Description of the task
Scan the following material for the string "Titre" and copy each line in which it appears.

Material to process

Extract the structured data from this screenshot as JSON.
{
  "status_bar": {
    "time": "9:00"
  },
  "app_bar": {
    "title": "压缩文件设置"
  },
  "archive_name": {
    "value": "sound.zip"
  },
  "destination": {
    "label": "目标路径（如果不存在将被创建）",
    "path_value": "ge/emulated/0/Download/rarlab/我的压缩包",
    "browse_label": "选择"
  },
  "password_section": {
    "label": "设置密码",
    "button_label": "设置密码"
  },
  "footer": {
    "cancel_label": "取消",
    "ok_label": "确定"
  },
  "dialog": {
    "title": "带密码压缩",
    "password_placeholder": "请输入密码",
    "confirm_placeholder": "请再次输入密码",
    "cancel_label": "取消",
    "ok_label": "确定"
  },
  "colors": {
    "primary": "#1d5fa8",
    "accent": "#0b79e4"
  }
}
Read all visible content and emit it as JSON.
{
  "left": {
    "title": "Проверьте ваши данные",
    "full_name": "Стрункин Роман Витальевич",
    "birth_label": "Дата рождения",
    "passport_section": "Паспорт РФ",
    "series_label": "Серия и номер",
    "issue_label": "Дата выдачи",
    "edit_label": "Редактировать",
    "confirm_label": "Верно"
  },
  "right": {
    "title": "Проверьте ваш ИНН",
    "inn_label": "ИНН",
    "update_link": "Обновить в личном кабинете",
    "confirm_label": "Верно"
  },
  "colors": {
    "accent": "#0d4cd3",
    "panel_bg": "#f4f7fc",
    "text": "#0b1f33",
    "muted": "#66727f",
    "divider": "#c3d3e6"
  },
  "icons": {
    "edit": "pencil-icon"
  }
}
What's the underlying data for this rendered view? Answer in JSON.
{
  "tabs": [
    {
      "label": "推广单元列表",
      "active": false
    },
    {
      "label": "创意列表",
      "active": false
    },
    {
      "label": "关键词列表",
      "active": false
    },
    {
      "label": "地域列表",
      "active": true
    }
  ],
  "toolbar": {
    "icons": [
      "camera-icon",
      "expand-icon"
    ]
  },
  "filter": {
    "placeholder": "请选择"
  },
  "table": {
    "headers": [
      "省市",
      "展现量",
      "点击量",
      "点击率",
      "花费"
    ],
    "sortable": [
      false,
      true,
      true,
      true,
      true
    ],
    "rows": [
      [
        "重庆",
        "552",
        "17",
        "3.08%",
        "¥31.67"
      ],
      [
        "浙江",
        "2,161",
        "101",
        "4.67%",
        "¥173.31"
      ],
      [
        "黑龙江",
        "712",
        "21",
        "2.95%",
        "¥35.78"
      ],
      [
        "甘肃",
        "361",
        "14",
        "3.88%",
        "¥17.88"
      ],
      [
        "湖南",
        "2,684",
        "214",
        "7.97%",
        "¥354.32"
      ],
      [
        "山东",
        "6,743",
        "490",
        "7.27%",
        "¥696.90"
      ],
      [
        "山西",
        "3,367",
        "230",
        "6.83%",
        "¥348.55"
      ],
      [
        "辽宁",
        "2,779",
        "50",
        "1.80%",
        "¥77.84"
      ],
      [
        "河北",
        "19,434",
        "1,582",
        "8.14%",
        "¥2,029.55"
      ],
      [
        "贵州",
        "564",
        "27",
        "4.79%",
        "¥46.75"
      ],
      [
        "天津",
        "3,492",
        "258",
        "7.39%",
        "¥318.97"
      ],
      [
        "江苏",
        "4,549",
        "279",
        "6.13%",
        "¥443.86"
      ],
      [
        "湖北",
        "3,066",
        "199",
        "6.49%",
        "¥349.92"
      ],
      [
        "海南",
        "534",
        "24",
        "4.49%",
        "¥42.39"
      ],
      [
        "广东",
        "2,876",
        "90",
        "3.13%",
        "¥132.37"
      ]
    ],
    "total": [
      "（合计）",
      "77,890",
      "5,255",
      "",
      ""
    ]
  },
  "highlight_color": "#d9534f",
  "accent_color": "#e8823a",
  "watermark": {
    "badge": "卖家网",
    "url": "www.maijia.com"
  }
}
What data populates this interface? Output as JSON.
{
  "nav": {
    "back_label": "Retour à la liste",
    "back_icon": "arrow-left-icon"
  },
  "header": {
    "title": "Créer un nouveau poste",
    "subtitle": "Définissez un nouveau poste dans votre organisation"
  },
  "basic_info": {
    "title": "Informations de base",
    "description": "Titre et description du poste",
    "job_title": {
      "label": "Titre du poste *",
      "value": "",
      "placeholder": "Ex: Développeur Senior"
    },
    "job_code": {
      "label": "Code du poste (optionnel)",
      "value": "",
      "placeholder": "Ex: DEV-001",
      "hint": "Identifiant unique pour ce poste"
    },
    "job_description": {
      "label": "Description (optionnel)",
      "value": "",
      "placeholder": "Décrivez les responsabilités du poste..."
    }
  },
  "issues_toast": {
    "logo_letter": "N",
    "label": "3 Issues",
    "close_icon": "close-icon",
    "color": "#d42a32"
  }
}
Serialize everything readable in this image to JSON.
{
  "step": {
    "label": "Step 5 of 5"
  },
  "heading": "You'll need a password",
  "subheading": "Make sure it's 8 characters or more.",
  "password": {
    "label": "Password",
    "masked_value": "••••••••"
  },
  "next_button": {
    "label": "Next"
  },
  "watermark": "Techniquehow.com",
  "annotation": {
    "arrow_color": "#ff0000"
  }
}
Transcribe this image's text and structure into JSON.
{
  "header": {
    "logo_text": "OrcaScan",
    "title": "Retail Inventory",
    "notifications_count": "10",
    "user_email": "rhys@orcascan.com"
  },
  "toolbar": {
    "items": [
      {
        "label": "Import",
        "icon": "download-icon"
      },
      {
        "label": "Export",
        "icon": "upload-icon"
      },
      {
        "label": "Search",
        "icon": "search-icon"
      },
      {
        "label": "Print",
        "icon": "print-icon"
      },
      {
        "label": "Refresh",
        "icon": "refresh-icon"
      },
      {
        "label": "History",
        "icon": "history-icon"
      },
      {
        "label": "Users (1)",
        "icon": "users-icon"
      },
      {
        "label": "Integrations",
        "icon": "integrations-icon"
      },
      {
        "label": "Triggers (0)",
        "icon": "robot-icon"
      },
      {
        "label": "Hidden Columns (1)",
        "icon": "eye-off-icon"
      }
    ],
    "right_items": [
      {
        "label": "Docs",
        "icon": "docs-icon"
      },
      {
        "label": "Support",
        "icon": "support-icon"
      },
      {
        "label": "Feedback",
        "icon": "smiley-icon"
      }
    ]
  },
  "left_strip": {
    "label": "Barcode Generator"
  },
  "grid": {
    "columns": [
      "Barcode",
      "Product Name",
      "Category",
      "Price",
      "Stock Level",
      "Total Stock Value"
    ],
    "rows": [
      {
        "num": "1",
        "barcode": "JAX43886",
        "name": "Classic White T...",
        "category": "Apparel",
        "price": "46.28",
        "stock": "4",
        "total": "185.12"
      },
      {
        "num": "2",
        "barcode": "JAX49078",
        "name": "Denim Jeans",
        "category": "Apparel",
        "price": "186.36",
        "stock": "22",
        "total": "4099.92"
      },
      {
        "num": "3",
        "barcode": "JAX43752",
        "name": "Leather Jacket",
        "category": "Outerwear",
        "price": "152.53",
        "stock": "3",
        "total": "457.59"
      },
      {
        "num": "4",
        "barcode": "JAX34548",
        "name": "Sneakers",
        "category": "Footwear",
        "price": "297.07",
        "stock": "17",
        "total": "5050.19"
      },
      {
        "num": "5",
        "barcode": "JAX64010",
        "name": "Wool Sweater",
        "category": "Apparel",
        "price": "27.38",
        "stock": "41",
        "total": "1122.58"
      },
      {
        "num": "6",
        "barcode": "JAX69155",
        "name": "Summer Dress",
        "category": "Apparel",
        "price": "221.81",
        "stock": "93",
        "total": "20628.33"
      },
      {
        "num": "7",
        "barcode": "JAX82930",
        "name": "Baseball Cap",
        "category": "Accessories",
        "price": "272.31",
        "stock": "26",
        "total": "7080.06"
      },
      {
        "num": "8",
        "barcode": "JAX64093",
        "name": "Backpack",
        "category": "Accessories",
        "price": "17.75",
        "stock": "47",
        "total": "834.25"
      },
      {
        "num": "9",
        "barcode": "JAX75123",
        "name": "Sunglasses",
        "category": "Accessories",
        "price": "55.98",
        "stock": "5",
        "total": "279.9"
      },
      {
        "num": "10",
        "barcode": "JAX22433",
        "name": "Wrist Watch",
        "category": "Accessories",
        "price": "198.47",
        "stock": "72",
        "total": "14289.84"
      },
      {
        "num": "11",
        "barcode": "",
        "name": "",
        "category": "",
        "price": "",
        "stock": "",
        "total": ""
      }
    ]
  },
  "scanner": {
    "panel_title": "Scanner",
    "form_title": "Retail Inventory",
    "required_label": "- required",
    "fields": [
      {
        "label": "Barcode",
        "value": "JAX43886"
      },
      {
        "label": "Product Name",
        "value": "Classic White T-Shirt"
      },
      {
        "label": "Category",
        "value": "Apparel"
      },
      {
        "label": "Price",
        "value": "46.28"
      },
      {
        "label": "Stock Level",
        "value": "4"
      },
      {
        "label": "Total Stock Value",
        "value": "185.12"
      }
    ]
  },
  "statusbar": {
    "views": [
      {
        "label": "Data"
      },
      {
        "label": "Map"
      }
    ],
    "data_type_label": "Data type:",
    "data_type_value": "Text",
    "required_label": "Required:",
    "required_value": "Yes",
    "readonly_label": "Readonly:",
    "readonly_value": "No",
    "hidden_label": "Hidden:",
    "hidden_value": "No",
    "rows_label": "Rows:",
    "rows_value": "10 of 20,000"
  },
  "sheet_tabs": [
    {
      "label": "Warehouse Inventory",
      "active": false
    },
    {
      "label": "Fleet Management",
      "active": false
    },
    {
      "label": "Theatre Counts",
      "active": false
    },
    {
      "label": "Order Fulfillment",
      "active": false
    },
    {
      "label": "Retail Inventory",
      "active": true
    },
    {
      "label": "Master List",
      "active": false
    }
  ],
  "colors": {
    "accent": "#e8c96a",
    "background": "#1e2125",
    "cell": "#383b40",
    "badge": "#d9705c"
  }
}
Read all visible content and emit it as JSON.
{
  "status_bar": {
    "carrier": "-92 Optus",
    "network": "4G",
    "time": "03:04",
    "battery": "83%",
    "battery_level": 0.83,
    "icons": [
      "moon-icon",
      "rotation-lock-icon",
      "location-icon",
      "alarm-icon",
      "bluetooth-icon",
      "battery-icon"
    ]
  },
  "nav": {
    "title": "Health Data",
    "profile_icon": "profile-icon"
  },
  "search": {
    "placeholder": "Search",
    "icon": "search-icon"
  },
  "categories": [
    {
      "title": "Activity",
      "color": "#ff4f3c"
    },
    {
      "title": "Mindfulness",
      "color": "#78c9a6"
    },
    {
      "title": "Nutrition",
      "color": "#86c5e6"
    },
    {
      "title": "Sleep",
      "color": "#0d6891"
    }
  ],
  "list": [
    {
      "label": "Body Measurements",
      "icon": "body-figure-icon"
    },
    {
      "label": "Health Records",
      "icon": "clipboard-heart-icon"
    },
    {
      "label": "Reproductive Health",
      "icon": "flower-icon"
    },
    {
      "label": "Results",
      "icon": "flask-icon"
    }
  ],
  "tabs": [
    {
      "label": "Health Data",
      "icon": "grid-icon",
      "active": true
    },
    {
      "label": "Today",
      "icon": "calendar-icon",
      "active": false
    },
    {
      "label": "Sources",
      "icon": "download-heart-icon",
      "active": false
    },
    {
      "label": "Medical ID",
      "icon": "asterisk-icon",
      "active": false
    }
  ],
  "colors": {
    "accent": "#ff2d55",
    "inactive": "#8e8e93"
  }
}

Output for this task
    "description": "Titre et description du poste",
      "label": "Titre du poste *",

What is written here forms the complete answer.